[Dataset entries]
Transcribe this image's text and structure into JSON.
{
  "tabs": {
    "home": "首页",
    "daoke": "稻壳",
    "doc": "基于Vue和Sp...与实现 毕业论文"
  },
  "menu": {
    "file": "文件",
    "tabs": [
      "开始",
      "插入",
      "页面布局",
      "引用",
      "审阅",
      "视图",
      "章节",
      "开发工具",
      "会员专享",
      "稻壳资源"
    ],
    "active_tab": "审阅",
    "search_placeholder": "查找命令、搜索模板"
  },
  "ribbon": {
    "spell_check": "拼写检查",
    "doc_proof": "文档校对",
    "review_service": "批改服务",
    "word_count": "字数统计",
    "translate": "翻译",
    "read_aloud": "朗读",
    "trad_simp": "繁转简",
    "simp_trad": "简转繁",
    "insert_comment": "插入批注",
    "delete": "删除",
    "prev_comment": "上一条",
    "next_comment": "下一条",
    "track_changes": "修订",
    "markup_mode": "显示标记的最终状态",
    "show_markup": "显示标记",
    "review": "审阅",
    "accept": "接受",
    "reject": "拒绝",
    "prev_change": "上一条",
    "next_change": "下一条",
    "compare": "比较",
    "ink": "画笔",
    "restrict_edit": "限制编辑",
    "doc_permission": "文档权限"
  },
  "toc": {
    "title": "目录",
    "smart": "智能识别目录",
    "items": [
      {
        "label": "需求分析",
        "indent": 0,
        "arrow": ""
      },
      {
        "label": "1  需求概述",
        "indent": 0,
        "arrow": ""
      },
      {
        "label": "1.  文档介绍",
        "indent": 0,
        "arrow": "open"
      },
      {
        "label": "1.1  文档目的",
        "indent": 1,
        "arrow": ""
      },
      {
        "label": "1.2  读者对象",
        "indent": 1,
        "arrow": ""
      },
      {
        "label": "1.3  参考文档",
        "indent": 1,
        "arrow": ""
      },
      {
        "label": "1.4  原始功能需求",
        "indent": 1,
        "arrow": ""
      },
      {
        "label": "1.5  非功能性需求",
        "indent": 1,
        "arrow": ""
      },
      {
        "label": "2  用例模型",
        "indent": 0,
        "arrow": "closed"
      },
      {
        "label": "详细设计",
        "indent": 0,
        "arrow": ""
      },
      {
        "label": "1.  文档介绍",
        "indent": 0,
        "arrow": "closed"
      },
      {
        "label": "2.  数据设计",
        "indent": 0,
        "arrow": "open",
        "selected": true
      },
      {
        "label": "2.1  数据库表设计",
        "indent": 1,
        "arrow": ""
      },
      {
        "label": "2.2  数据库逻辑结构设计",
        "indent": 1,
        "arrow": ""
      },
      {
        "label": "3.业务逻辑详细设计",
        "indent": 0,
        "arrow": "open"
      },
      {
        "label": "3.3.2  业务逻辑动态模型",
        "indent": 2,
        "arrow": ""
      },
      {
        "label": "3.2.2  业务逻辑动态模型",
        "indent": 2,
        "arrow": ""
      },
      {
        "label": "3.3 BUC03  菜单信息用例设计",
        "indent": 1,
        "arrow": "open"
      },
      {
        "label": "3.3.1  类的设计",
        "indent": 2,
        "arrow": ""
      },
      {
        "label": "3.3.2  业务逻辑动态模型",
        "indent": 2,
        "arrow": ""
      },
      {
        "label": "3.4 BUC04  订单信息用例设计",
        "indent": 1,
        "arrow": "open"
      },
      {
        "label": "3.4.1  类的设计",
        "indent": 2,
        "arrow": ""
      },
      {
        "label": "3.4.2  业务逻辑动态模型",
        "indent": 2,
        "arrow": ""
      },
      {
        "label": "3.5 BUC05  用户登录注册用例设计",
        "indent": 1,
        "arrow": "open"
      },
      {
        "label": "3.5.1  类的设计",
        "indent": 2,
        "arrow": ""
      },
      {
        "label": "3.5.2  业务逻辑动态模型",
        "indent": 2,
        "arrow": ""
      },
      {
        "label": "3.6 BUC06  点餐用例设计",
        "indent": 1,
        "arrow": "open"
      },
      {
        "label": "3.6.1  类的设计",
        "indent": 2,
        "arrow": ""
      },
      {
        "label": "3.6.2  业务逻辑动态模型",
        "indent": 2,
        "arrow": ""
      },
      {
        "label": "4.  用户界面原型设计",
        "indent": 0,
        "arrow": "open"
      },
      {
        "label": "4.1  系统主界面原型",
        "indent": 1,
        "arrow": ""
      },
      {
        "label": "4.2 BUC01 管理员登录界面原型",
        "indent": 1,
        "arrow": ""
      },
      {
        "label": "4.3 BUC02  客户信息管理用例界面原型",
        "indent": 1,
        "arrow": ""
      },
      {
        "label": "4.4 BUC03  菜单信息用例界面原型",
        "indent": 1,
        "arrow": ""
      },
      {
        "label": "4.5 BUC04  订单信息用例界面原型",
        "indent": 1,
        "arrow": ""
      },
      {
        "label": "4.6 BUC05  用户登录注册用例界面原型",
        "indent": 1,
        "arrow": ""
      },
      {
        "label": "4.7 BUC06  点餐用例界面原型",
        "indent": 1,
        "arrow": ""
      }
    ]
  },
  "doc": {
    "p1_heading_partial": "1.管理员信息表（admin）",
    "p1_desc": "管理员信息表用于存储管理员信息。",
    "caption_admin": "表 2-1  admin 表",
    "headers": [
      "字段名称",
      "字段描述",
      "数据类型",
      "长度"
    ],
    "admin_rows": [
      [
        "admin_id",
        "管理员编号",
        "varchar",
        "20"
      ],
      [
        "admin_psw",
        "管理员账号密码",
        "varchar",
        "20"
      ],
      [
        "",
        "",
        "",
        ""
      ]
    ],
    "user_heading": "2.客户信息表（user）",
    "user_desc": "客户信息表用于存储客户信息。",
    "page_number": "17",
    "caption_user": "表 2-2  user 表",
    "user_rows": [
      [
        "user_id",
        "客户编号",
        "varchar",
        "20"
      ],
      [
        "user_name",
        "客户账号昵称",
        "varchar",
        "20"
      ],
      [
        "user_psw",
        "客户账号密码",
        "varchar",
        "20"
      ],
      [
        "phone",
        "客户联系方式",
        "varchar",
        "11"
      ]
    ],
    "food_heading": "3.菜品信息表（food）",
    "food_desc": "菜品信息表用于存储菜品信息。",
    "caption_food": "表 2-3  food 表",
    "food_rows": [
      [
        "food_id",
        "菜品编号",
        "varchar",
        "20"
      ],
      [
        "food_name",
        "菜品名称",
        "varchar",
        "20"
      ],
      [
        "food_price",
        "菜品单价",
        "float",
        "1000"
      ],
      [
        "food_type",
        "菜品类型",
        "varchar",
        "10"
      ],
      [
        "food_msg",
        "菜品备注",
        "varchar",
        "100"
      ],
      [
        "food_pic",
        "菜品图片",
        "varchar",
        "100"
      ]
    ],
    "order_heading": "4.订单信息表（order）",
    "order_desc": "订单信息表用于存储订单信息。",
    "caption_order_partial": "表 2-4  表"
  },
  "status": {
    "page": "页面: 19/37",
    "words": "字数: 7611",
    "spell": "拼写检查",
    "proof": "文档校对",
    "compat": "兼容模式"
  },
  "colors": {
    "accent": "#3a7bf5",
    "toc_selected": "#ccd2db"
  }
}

> _WRITTEN PROBLEM_: Transcribe all of the lines in the records precisely.

> _EXPECTED ANSWER_:
Transcribe this image's text and structure into JSON.
{
  "tabs": {
    "home": "首页",
    "daoke": "稻壳",
    "doc": "基于Vue和Sp...与实现 毕业论文"
  },
  "menu": {
    "file": "文件",
    "tabs": [
      "开始",
      "插入",
      "页面布局",
      "引用",
      "审阅",
      "视图",
      "章节",
      "开发工具",
      "会员专享",
      "稻壳资源"
    ],
    "active_tab": "审阅",
    "search_placeholder": "查找命令、搜索模板"
  },
  "ribbon": {
    "spell_check": "拼写检查",
    "doc_proof": "文档校对",
    "review_service": "批改服务",
    "word_count": "字数统计",
    "translate": "翻译",
    "read_aloud": "朗读",
    "trad_simp": "繁转简",
    "simp_trad": "简转繁",
    "insert_comment": "插入批注",
    "delete": "删除",
    "prev_comment": "上一条",
    "next_comment": "下一条",
    "track_changes": "修订",
    "markup_mode": "显示标记的最终状态",
    "show_markup": "显示标记",
    "review": "审阅",
    "accept": "接受",
    "reject": "拒绝",
    "prev_change": "上一条",
    "next_change": "下一条",
    "compare": "比较",
    "ink": "画笔",
    "restrict_edit": "限制编辑",
    "doc_permission": "文档权限"
  },
  "toc": {
    "title": "目录",
    "smart": "智能识别目录",
    "items": [
      {
        "label": "需求分析",
        "indent": 0,
        "arrow": ""
      },
      {
        "label": "1  需求概述",
        "indent": 0,
        "arrow": ""
      },
      {
        "label": "1.  文档介绍",
        "indent": 0,
        "arrow": "open"
      },
      {
        "label": "1.1  文档目的",
        "indent": 1,
        "arrow": ""
      },
      {
        "label": "1.2  读者对象",
        "indent": 1,
        "arrow": ""
      },
      {
        "label": "1.3  参考文档",
        "indent": 1,
        "arrow": ""
      },
      {
        "label": "1.4  原始功能需求",
        "indent": 1,
        "arrow": ""
      },
      {
        "label": "1.5  非功能性需求",
        "indent": 1,
        "arrow": ""
      },
      {
        "label": "2  用例模型",
        "indent": 0,
        "arrow": "closed"
      },
      {
        "label": "详细设计",
        "indent": 0,
        "arrow": ""
      },
      {
        "label": "1.  文档介绍",
        "indent": 0,
        "arrow": "closed"
      },
      {
        "label": "2.  数据设计",
        "indent": 0,
        "arrow": "open",
        "selected": true
      },
      {
        "label": "2.1  数据库表设计",
        "indent": 1,
        "arrow": ""
      },
      {
        "label": "2.2  数据库逻辑结构设计",
        "indent": 1,
        "arrow": ""
      },
      {
        "label": "3.业务逻辑详细设计",
        "indent": 0,
        "arrow": "open"
      },
      {
        "label": "3.3.2  业务逻辑动态模型",
        "indent": 2,
        "arrow": ""
      },
      {
        "label": "3.2.2  业务逻辑动态模型",
        "indent": 2,
        "arrow": ""
      },
      {
        "label": "3.3 BUC03  菜单信息用例设计",
        "indent": 1,
        "arrow": "open"
      },
      {
        "label": "3.3.1  类的设计",
        "indent": 2,
        "arrow": ""
      },
      {
        "label": "3.3.2  业务逻辑动态模型",
        "indent": 2,
        "arrow": ""
      },
      {
        "label": "3.4 BUC04  订单信息用例设计",
        "indent": 1,
        "arrow": "open"
      },
      {
        "label": "3.4.1  类的设计",
        "indent": 2,
        "arrow": ""
      },
      {
        "label": "3.4.2  业务逻辑动态模型",
        "indent": 2,
        "arrow": ""
      },
      {
        "label": "3.5 BUC05  用户登录注册用例设计",
        "indent": 1,
        "arrow": "open"
      },
      {
        "label": "3.5.1  类的设计",
        "indent": 2,
        "arrow": ""
      },
      {
        "label": "3.5.2  业务逻辑动态模型",
        "indent": 2,
        "arrow": ""
      },
      {
        "label": "3.6 BUC06  点餐用例设计",
        "indent": 1,
        "arrow": "open"
      },
      {
        "label": "3.6.1  类的设计",
        "indent": 2,
        "arrow": ""
      },
      {
        "label": "3.6.2  业务逻辑动态模型",
        "indent": 2,
        "arrow": ""
      },
      {
        "label": "4.  用户界面原型设计",
        "indent": 0,
        "arrow": "open"
      },
      {
        "label": "4.1  系统主界面原型",
        "indent": 1,
        "arrow": ""
      },
      {
        "label": "4.2 BUC01 管理员登录界面原型",
        "indent": 1,
        "arrow": ""
      },
      {
        "label": "4.3 BUC02  客户信息管理用例界面原型",
        "indent": 1,
        "arrow": ""
      },
      {
        "label": "4.4 BUC03  菜单信息用例界面原型",
        "indent": 1,
        "arrow": ""
      },
      {
        "label": "4.5 BUC04  订单信息用例界面原型",
        "indent": 1,
        "arrow": ""
      },
      {
        "label": "4.6 BUC05  用户登录注册用例界面原型",
        "indent": 1,
        "arrow": ""
      },
      {
        "label": "4.7 BUC06  点餐用例界面原型",
        "indent": 1,
        "arrow": ""
      }
    ]
  },
  "doc": {
    "p1_heading_partial": "1.管理员信息表（admin）",
    "p1_desc": "管理员信息表用于存储管理员信息。",
    "caption_admin": "表 2-1  admin 表",
    "headers": [
      "字段名称",
      "字段描述",
      "数据类型",
      "长度"
    ],
    "admin_rows": [
      [
        "admin_id",
        "管理员编号",
        "varchar",
        "20"
      ],
      [
        "admin_psw",
        "管理员账号密码",
        "varchar",
        "20"
      ],
      [
        "",
        "",
        "",
        ""
      ]
    ],
    "user_heading": "2.客户信息表（user）",
    "user_desc": "客户信息表用于存储客户信息。",
    "page_number": "17",
    "caption_user": "表 2-2  user 表",
    "user_rows": [
      [
        "user_id",
        "客户编号",
        "varchar",
        "20"
      ],
      [
        "user_name",
        "客户账号昵称",
        "varchar",
        "20"
      ],
      [
        "user_psw",
        "客户账号密码",
        "varchar",
        "20"
      ],
      [
        "phone",
        "客户联系方式",
        "varchar",
        "11"
      ]
    ],
    "food_heading": "3.菜品信息表（food）",
    "food_desc": "菜品信息表用于存储菜品信息。",
    "caption_food": "表 2-3  food 表",
    "food_rows": [
      [
        "food_id",
        "菜品编号",
        "varchar",
        "20"
      ],
      [
        "food_name",
        "菜品名称",
        "varchar",
        "20"
      ],
      [
        "food_price",
        "菜品单价",
        "float",
        "1000"
      ],
      [
        "food_type",
        "菜品类型",
        "varchar",
        "10"
      ],
      [
        "food_msg",
        "菜品备注",
        "varchar",
        "100"
      ],
      [
        "food_pic",
        "菜品图片",
        "varchar",
        "100"
      ]
    ],
    "order_heading": "4.订单信息表（order）",
    "order_desc": "订单信息表用于存储订单信息。",
    "caption_order_partial": "表 2-4  表"
  },
  "status": {
    "page": "页面: 19/37",
    "words": "字数: 7611",
    "spell": "拼写检查",
    "proof": "文档校对",
    "compat": "兼容模式"
  },
  "colors": {
    "accent": "#3a7bf5",
    "toc_selected": "#ccd2db"
  }
}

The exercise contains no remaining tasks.